** start EXCERPTED RECORDS **
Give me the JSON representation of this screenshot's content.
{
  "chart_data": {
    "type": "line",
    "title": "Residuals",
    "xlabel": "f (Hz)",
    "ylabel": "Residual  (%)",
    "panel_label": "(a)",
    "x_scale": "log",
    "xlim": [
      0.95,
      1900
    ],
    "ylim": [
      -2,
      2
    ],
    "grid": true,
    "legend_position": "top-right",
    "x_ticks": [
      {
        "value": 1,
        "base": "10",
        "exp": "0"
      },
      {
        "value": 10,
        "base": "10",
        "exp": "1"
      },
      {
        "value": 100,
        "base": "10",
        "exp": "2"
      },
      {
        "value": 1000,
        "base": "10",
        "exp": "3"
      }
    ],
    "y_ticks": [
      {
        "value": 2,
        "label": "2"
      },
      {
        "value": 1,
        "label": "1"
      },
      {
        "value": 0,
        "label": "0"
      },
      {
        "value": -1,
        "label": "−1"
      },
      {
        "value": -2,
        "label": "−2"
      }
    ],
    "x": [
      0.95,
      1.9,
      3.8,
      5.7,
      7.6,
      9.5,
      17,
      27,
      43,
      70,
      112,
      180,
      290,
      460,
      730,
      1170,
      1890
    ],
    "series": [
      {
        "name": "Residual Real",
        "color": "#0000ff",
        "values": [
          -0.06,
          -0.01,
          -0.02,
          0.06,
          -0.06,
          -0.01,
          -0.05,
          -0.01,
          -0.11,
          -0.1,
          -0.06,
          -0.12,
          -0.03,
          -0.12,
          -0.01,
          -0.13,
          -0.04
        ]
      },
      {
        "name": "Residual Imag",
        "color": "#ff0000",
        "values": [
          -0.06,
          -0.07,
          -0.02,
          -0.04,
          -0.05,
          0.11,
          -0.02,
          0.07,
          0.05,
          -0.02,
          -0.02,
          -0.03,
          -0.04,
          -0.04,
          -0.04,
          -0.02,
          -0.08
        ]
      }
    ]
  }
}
** end EXCERPTED RECORDS **
** start EXCERPTED RECORDS **
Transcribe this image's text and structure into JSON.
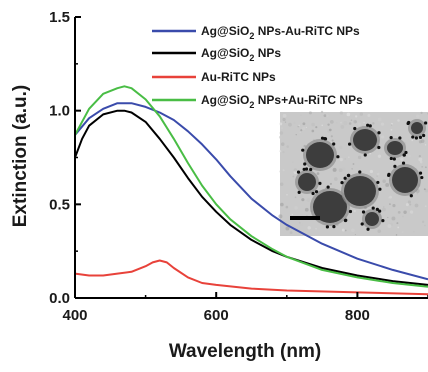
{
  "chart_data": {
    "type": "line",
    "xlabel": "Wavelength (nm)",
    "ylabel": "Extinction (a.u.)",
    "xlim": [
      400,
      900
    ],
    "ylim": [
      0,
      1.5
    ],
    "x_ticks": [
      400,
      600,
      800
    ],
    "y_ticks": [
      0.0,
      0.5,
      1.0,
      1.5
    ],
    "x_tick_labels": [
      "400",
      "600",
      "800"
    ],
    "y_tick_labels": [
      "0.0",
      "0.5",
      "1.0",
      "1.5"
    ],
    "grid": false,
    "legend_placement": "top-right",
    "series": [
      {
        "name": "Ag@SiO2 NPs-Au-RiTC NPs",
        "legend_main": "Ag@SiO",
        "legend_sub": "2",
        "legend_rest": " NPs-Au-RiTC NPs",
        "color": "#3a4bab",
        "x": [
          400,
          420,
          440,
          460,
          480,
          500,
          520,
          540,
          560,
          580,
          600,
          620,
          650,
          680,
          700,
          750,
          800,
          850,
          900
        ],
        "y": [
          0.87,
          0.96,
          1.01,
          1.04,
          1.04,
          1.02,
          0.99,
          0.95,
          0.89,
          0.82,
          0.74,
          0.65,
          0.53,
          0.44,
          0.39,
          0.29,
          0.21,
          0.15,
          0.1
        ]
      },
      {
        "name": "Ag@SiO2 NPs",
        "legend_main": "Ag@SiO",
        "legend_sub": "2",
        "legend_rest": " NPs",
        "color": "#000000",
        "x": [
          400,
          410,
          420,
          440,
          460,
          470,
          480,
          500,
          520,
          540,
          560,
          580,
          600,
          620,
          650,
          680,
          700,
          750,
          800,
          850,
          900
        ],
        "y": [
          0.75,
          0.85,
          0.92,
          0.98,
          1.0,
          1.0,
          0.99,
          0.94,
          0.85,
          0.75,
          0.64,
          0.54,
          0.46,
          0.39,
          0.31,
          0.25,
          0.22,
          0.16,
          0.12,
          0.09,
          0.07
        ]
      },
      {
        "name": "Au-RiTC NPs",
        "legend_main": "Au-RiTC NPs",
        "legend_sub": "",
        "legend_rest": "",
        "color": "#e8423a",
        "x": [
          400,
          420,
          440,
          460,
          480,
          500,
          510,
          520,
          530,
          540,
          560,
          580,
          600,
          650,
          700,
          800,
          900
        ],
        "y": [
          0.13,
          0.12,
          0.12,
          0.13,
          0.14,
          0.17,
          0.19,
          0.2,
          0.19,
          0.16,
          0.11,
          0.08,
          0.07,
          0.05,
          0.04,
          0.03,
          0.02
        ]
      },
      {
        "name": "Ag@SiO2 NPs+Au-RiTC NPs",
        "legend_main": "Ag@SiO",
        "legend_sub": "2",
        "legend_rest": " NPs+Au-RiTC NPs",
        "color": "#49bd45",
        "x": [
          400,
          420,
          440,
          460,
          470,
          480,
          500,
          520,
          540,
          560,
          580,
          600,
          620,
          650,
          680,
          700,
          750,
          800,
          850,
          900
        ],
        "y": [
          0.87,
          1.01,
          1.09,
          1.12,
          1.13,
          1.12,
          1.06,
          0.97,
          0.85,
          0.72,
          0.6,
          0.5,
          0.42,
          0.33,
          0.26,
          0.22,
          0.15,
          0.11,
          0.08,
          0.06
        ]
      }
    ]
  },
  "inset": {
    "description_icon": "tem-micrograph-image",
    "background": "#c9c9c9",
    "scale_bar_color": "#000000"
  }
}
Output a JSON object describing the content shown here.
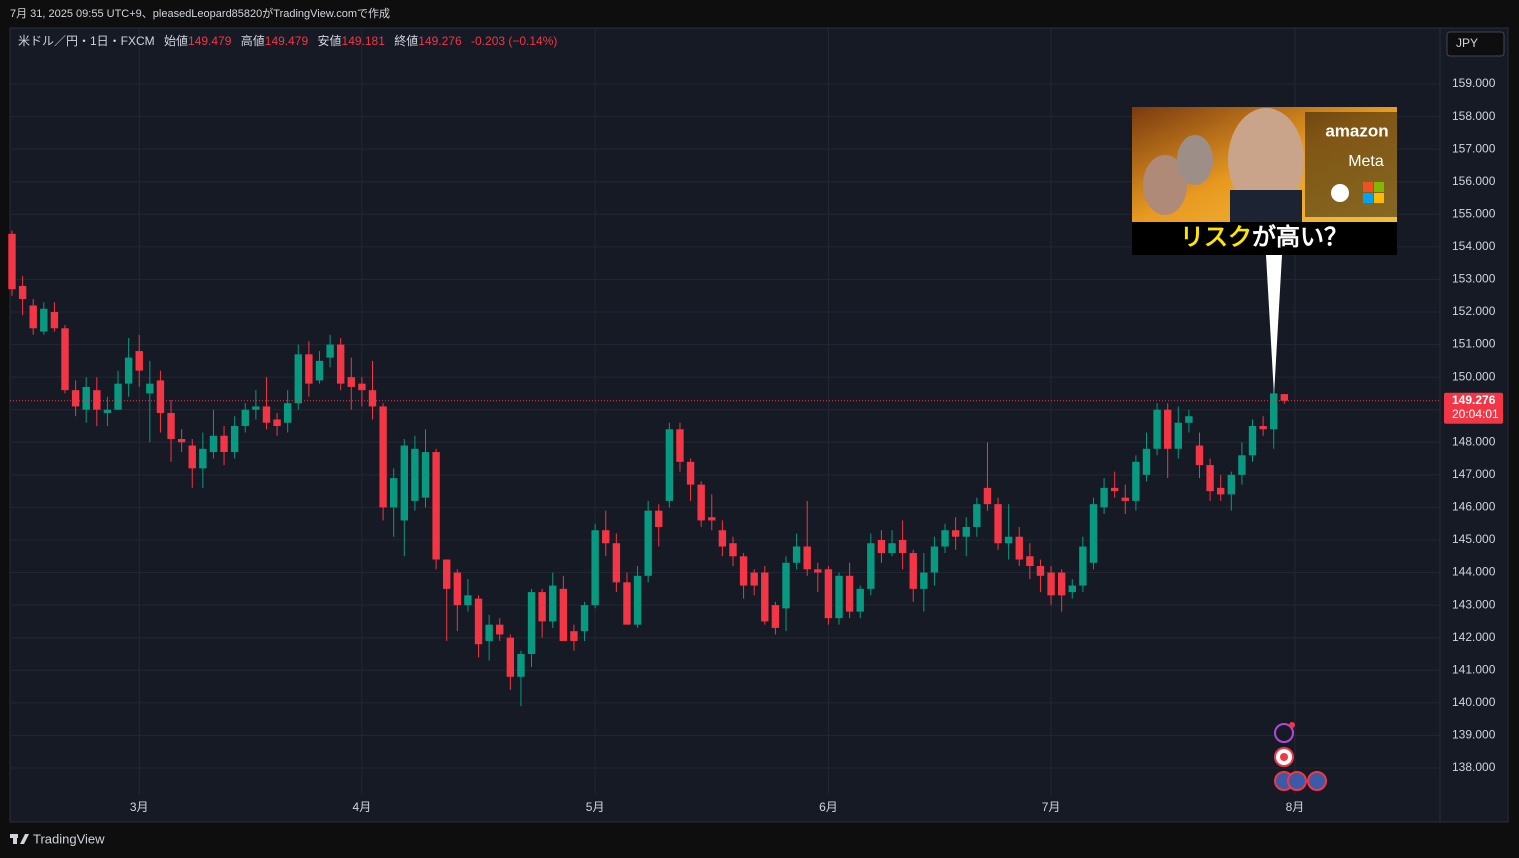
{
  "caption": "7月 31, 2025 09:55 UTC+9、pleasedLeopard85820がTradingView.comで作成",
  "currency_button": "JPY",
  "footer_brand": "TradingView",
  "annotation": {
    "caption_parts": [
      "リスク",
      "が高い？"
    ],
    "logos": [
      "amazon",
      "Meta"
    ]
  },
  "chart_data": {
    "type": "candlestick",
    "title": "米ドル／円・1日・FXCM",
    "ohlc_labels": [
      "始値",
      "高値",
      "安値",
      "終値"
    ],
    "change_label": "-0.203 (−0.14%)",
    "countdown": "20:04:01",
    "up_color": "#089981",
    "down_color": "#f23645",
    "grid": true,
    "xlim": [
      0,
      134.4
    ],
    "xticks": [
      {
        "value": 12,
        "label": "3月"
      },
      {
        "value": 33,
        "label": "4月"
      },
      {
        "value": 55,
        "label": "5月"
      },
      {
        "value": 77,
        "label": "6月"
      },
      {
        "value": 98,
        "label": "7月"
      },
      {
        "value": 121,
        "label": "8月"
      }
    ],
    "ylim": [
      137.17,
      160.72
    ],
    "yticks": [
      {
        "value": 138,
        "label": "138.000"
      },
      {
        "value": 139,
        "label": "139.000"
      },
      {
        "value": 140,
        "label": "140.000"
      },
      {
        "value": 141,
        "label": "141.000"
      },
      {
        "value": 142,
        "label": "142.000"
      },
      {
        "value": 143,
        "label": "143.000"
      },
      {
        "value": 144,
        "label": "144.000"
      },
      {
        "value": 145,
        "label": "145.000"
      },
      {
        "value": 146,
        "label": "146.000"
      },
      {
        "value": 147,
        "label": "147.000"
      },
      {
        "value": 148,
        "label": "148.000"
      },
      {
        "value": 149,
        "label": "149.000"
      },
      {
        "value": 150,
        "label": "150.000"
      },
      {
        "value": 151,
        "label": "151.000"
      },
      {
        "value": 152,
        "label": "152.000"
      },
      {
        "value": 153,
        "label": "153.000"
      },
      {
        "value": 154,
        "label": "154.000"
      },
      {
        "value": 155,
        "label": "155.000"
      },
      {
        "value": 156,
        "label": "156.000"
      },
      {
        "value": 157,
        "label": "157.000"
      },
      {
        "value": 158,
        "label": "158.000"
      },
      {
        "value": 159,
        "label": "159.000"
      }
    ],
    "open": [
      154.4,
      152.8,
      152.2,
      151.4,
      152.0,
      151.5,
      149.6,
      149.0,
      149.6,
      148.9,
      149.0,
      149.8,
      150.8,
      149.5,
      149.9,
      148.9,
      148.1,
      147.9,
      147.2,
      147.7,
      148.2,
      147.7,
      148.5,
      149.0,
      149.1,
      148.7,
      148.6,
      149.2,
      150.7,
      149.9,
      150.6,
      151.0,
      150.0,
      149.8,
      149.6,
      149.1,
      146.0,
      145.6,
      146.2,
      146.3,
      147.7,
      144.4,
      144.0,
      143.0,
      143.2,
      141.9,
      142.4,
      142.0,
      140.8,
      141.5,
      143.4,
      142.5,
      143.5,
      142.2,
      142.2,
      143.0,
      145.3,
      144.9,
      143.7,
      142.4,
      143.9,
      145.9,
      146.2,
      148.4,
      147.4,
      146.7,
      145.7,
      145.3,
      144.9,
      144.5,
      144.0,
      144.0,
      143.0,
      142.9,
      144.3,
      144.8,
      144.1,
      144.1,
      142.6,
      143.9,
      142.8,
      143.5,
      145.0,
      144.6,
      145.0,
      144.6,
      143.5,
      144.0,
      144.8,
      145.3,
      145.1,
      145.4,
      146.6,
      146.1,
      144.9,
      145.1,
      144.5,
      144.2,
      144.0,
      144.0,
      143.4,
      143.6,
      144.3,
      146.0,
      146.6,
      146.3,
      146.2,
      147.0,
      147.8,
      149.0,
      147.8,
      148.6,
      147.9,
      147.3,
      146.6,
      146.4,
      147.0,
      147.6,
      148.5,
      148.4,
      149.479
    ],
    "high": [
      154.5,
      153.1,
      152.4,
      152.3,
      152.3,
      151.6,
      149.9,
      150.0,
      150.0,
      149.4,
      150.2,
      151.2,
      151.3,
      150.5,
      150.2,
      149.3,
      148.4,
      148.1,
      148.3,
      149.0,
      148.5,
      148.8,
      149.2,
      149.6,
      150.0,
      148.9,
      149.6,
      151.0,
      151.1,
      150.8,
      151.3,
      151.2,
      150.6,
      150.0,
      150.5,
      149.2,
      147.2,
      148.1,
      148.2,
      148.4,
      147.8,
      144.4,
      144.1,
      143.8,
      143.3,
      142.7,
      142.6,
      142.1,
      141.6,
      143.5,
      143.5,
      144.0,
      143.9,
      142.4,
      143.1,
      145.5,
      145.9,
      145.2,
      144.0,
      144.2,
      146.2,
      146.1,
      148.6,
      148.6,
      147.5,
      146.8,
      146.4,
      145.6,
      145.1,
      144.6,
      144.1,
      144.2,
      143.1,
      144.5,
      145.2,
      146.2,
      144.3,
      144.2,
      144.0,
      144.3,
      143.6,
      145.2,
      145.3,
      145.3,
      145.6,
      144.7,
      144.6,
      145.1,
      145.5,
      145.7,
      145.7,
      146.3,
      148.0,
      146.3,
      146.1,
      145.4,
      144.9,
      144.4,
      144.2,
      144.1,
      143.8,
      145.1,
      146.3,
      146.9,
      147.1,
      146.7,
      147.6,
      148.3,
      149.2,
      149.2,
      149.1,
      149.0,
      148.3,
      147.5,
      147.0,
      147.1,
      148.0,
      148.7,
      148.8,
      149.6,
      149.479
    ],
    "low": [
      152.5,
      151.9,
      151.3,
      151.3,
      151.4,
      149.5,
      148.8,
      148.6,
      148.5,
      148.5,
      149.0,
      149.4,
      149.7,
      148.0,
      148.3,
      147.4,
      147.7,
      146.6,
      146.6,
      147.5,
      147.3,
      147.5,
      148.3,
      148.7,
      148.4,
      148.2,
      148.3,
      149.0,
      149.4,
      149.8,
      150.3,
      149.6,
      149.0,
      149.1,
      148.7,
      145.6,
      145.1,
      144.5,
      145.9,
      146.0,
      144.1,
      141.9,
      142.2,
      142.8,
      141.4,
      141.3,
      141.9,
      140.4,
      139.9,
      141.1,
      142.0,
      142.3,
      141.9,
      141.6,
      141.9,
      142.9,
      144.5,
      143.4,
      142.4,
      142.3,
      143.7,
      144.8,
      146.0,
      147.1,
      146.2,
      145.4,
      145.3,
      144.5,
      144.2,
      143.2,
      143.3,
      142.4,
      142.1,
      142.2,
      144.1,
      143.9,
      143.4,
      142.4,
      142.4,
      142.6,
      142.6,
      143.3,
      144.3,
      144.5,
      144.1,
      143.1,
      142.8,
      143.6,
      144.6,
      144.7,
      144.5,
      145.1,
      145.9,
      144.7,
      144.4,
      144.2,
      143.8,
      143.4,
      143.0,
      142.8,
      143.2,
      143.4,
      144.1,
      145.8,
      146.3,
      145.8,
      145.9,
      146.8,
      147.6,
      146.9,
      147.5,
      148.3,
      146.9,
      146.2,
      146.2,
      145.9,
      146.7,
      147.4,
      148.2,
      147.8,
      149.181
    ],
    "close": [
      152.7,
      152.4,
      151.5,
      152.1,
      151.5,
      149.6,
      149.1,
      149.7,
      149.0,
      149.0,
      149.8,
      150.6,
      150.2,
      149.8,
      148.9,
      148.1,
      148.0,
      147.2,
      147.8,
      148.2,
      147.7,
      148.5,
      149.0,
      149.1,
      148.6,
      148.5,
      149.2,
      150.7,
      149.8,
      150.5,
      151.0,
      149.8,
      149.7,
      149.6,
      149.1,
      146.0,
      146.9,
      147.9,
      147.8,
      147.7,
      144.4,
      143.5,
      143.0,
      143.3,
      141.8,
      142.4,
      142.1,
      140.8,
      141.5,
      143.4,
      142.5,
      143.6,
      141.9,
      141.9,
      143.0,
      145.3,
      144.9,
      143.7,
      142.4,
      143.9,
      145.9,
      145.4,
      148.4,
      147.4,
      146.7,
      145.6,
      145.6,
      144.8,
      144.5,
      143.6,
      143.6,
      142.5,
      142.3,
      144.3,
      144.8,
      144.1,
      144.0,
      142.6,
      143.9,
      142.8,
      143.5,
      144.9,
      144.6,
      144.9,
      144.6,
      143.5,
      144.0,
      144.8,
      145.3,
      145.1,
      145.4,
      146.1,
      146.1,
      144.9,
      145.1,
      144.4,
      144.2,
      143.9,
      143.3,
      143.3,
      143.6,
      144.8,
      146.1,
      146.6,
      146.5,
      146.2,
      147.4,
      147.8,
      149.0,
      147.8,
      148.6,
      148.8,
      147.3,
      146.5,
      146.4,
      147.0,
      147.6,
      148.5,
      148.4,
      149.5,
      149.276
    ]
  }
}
** end EXCERPTED RECORDS **
Provide the number of lines containing the string "name", with no other output.

6